- _WORK TO DO_
Quote all entries in full, exactly.
--
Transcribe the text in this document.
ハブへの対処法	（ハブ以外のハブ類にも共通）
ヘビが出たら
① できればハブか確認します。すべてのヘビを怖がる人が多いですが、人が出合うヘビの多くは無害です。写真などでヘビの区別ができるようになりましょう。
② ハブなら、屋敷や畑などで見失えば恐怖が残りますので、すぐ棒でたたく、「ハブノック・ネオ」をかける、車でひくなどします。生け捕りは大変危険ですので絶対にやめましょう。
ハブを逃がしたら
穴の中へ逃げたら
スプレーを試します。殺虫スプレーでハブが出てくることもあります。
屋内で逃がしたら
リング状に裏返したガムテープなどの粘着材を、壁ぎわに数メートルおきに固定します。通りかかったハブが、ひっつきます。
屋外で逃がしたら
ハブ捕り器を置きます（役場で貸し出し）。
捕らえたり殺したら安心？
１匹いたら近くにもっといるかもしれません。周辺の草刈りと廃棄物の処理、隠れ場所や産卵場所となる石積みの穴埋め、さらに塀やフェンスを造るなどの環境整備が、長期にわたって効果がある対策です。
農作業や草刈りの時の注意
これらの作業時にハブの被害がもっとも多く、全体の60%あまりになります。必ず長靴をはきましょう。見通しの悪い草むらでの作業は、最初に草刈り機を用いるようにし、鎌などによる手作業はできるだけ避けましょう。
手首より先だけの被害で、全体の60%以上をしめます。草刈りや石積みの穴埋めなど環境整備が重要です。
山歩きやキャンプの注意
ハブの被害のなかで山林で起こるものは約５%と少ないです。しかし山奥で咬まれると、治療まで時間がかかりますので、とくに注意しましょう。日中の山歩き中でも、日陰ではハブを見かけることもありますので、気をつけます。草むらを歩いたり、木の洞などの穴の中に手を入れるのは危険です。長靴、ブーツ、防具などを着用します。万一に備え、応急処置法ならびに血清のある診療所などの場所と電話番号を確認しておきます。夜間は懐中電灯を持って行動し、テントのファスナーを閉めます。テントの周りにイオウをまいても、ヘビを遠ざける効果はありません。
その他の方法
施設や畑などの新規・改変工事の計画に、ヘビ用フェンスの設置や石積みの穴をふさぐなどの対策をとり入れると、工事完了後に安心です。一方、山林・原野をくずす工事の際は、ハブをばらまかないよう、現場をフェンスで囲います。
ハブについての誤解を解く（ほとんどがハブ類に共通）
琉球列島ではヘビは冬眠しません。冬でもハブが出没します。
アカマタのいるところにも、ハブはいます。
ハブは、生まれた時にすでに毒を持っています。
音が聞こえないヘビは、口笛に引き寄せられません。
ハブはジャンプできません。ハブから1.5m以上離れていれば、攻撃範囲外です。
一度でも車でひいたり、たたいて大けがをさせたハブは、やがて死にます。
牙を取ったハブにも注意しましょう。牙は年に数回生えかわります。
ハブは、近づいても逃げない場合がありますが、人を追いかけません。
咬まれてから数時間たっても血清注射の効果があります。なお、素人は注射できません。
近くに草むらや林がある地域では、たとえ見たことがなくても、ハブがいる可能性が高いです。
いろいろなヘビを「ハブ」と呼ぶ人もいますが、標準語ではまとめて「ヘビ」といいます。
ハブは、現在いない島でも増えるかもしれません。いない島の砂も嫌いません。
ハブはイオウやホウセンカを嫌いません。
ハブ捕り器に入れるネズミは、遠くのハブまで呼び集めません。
--
- _RESPONSE BELOW_
Transcribe the text in this document.
ハブへの対処法	（ハブ以外のハブ類にも共通）
ヘビが出たら
① できればハブか確認します。すべてのヘビを怖がる人が多いですが、人が出合うヘビの多くは無害です。写真などでヘビの区別ができるようになりましょう。
② ハブなら、屋敷や畑などで見失えば恐怖が残りますので、すぐ棒でたたく、「ハブノック・ネオ」をかける、車でひくなどします。生け捕りは大変危険ですので絶対にやめましょう。
ハブを逃がしたら
穴の中へ逃げたら
スプレーを試します。殺虫スプレーでハブが出てくることもあります。
屋内で逃がしたら
リング状に裏返したガムテープなどの粘着材を、壁ぎわに数メートルおきに固定します。通りかかったハブが、ひっつきます。
屋外で逃がしたら
ハブ捕り器を置きます（役場で貸し出し）。
捕らえたり殺したら安心？
１匹いたら近くにもっといるかもしれません。周辺の草刈りと廃棄物の処理、隠れ場所や産卵場所となる石積みの穴埋め、さらに塀やフェンスを造るなどの環境整備が、長期にわたって効果がある対策です。
農作業や草刈りの時の注意
これらの作業時にハブの被害がもっとも多く、全体の60%あまりになります。必ず長靴をはきましょう。見通しの悪い草むらでの作業は、最初に草刈り機を用いるようにし、鎌などによる手作業はできるだけ避けましょう。
手首より先だけの被害で、全体の60%以上をしめます。草刈りや石積みの穴埋めなど環境整備が重要です。
山歩きやキャンプの注意
ハブの被害のなかで山林で起こるものは約５%と少ないです。しかし山奥で咬まれると、治療まで時間がかかりますので、とくに注意しましょう。日中の山歩き中でも、日陰ではハブを見かけることもありますので、気をつけます。草むらを歩いたり、木の洞などの穴の中に手を入れるのは危険です。長靴、ブーツ、防具などを着用します。万一に備え、応急処置法ならびに血清のある診療所などの場所と電話番号を確認しておきます。夜間は懐中電灯を持って行動し、テントのファスナーを閉めます。テントの周りにイオウをまいても、ヘビを遠ざける効果はありません。
その他の方法
施設や畑などの新規・改変工事の計画に、ヘビ用フェンスの設置や石積みの穴をふさぐなどの対策をとり入れると、工事完了後に安心です。一方、山林・原野をくずす工事の際は、ハブをばらまかないよう、現場をフェンスで囲います。
ハブについての誤解を解く（ほとんどがハブ類に共通）
琉球列島ではヘビは冬眠しません。冬でもハブが出没します。
アカマタのいるところにも、ハブはいます。
ハブは、生まれた時にすでに毒を持っています。
音が聞こえないヘビは、口笛に引き寄せられません。
ハブはジャンプできません。ハブから1.5m以上離れていれば、攻撃範囲外です。
一度でも車でひいたり、たたいて大けがをさせたハブは、やがて死にます。
牙を取ったハブにも注意しましょう。牙は年に数回生えかわります。
ハブは、近づいても逃げない場合がありますが、人を追いかけません。
咬まれてから数時間たっても血清注射の効果があります。なお、素人は注射できません。
近くに草むらや林がある地域では、たとえ見たことがなくても、ハブがいる可能性が高いです。
いろいろなヘビを「ハブ」と呼ぶ人もいますが、標準語ではまとめて「ヘビ」といいます。
ハブは、現在いない島でも増えるかもしれません。いない島の砂も嫌いません。
ハブはイオウやホウセンカを嫌いません。
ハブ捕り器に入れるネズミは、遠くのハブまで呼び集めません。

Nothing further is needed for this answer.